Given text>
The following is an extract from a post I wrote for my INF404 Foundations of Information Studies class at CSU. I was reading an article and started thinking back to a paper I wrote back in my undergraduate days.
Reading Rayward (2014) and his discussion on Gutenberg's printing press, I'm reminded of previous research I undertook on the feminisation of witchcraft and rise of misogyny in late medieval and early modern Europe (published in this blog). In my paper, I analysed the scholarly discourse around the two witch-hunting treatises by Johannes Nider, and Heinrich Kramer and James Sprenger, respectively titled, the Formicarius (1437), and the Malleus Maleficarum (1486).
Printed in 1486, the Malleus Maleficarum (translated as "The Hammer of the Witches") sought to prove the existence of witches and witchcraft, and in particular, drew a connection between women and witchcraft (Tillack, 2013). The treatise linked witchcraft to uncontrolled female sexuality, which supposedly sprung from the insatiable carnal lust in women. The authors argued that women were spiritually weaker than men, so more susceptible to evil (think of the Eve myth). I also covered this argument in another paper on the aetiology of evil, which compared the Eve and Pandora myths.

Provided records>
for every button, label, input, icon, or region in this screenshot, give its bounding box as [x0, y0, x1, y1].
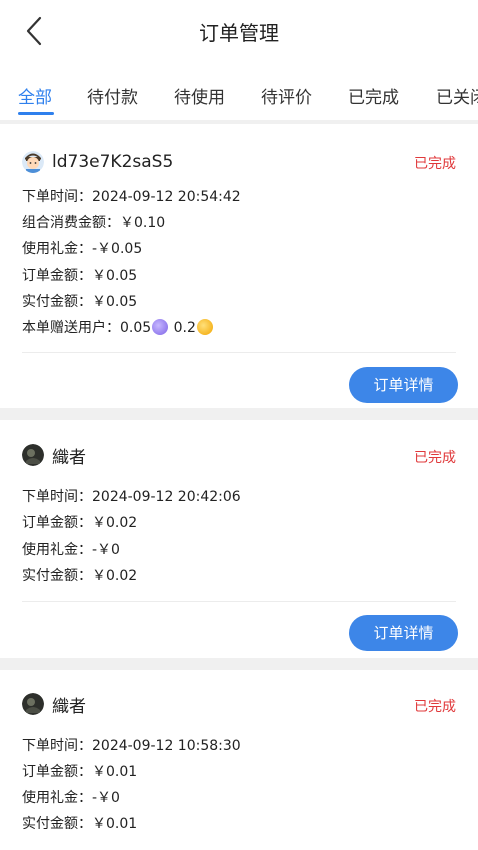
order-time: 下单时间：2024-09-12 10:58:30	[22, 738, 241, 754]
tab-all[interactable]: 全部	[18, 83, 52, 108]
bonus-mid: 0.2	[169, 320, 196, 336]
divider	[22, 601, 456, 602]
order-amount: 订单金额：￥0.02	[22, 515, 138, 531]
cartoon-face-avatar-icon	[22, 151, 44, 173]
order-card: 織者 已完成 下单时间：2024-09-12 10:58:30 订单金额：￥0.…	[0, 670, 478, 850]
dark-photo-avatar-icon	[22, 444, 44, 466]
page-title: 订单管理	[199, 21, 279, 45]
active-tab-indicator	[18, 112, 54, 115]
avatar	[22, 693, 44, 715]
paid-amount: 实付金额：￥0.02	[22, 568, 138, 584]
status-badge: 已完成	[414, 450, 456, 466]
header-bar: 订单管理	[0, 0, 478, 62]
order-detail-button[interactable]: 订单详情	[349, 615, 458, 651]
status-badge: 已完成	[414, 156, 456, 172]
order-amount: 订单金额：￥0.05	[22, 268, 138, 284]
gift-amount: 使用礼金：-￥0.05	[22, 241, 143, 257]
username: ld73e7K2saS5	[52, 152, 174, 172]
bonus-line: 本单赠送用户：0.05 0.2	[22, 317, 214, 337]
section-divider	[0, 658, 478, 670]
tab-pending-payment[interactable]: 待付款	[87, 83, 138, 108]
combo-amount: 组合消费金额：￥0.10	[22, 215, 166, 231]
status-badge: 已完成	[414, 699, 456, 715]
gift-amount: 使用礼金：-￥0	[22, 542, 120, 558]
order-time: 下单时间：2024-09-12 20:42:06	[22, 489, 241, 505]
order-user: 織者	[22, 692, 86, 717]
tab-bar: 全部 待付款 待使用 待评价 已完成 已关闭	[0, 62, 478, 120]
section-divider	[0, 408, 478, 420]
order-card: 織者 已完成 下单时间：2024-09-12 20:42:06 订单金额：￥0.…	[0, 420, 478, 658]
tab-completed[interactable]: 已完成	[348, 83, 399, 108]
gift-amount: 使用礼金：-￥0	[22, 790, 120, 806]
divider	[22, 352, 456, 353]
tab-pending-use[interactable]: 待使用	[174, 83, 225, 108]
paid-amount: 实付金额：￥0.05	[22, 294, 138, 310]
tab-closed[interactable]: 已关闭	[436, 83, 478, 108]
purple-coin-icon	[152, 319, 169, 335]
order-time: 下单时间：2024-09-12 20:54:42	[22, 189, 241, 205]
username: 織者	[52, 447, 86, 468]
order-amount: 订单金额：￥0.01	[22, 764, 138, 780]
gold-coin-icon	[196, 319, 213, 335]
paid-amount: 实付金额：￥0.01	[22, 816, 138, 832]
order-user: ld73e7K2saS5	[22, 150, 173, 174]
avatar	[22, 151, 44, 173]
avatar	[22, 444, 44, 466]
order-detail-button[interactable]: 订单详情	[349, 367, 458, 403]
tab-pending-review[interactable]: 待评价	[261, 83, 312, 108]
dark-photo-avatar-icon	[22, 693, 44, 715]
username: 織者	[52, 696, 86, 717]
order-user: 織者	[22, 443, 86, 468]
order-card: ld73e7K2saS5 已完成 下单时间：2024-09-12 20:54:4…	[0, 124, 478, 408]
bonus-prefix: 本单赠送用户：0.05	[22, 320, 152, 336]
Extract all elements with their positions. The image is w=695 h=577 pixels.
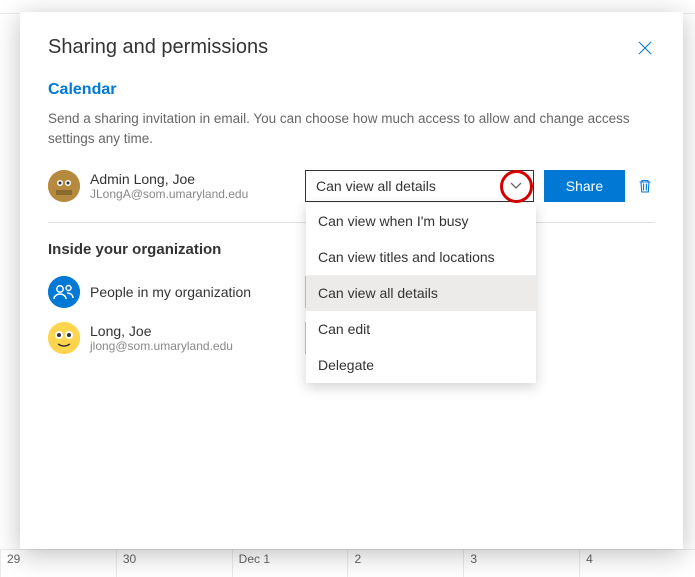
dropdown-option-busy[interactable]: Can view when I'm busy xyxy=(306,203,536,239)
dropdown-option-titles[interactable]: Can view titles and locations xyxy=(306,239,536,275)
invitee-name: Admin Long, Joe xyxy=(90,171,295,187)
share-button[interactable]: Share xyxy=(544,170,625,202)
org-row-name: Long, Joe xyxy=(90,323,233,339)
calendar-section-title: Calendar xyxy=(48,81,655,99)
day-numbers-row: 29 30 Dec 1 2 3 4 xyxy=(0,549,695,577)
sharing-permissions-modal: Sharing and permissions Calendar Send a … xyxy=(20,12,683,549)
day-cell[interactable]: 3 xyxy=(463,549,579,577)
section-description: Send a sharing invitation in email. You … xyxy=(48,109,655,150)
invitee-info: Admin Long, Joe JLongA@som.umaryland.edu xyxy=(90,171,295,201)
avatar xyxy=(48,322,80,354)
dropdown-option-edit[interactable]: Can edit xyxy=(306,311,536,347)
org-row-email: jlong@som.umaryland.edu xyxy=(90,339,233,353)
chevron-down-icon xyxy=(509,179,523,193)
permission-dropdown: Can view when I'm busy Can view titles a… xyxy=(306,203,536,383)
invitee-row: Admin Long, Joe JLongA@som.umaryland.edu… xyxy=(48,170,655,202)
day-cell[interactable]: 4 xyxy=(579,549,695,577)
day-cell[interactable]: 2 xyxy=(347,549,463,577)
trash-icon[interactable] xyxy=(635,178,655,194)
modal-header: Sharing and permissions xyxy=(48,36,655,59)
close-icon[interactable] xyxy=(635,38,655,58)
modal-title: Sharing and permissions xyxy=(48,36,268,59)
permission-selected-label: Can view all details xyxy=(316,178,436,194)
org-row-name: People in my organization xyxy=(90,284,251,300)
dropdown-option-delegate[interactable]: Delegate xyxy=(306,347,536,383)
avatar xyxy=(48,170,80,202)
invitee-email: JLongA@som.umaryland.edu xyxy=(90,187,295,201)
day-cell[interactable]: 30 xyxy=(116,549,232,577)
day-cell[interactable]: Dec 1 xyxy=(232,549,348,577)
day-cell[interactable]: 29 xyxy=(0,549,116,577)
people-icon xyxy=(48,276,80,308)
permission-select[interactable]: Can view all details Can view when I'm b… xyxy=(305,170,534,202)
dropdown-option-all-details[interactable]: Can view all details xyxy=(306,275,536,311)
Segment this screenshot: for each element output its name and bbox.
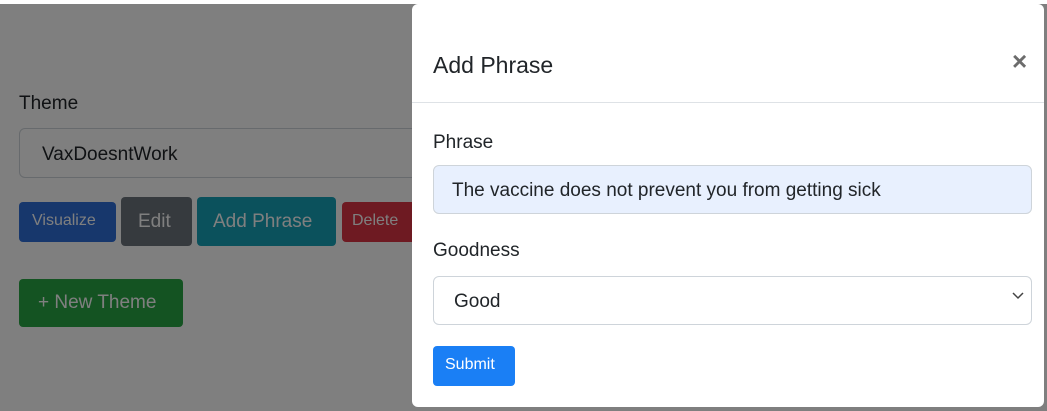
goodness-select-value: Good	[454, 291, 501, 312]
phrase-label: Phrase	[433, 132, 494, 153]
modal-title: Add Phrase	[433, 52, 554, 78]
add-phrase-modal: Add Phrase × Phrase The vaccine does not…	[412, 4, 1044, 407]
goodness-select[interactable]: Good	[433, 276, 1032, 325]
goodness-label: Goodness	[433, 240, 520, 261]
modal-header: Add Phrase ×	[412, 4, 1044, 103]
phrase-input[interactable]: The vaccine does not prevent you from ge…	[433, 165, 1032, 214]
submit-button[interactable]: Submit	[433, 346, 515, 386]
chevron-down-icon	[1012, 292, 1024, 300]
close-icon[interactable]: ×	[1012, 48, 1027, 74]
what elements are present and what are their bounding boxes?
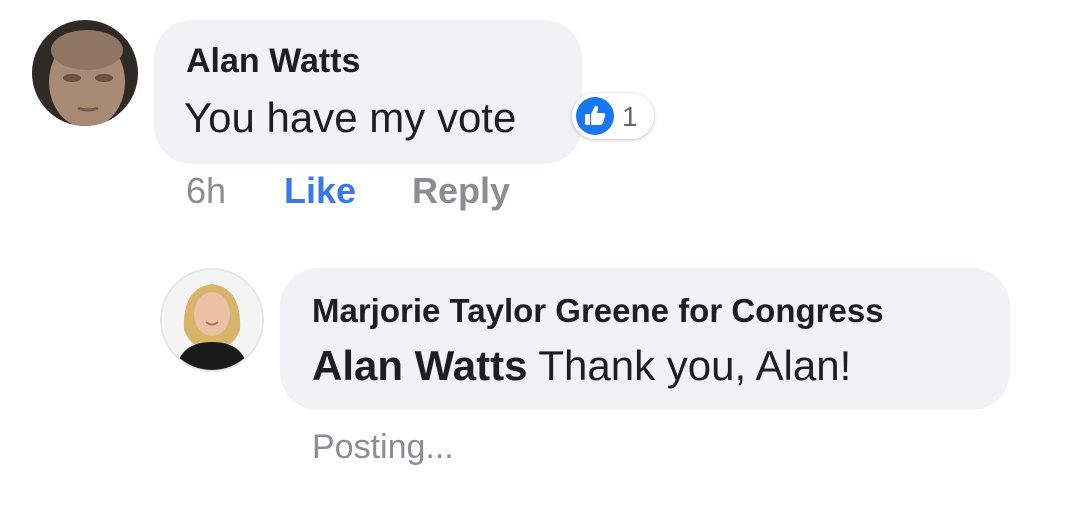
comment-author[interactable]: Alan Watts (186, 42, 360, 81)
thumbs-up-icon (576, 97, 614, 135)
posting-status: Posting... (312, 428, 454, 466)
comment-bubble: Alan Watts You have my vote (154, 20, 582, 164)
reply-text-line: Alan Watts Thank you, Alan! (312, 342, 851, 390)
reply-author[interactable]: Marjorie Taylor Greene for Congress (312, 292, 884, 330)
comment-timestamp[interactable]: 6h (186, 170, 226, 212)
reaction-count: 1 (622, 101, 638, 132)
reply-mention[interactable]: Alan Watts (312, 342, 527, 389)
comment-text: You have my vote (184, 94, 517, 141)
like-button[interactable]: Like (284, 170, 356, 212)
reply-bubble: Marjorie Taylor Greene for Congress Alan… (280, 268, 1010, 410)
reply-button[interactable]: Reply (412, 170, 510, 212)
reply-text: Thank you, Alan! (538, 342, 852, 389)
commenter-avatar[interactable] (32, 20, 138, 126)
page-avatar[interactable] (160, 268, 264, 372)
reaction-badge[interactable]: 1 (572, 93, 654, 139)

What is being asked>
Reproduce the witchcraft post from "The following is" up to and including "Malleus Maleficarum (1486).", substituting "demonological" for "witch-hunting".

Output below>
The following is an extract from a post I wrote for my INF404 Foundations of Information Studies class at CSU. I was reading an article and started thinking back to a paper I wrote back in my undergraduate days.
Reading Rayward (2014) and his discussion on Gutenberg's printing press, I'm reminded of previous research I undertook on the feminisation of witchcraft and rise of misogyny in late medieval and early modern Europe (published in this blog). In my paper, I analysed the scholarly discourse around the two demonological treatises by Johannes Nider, and Heinrich Kramer and James Sprenger, respectively titled, the Formicarius (1437), and the Malleus Maleficarum (1486).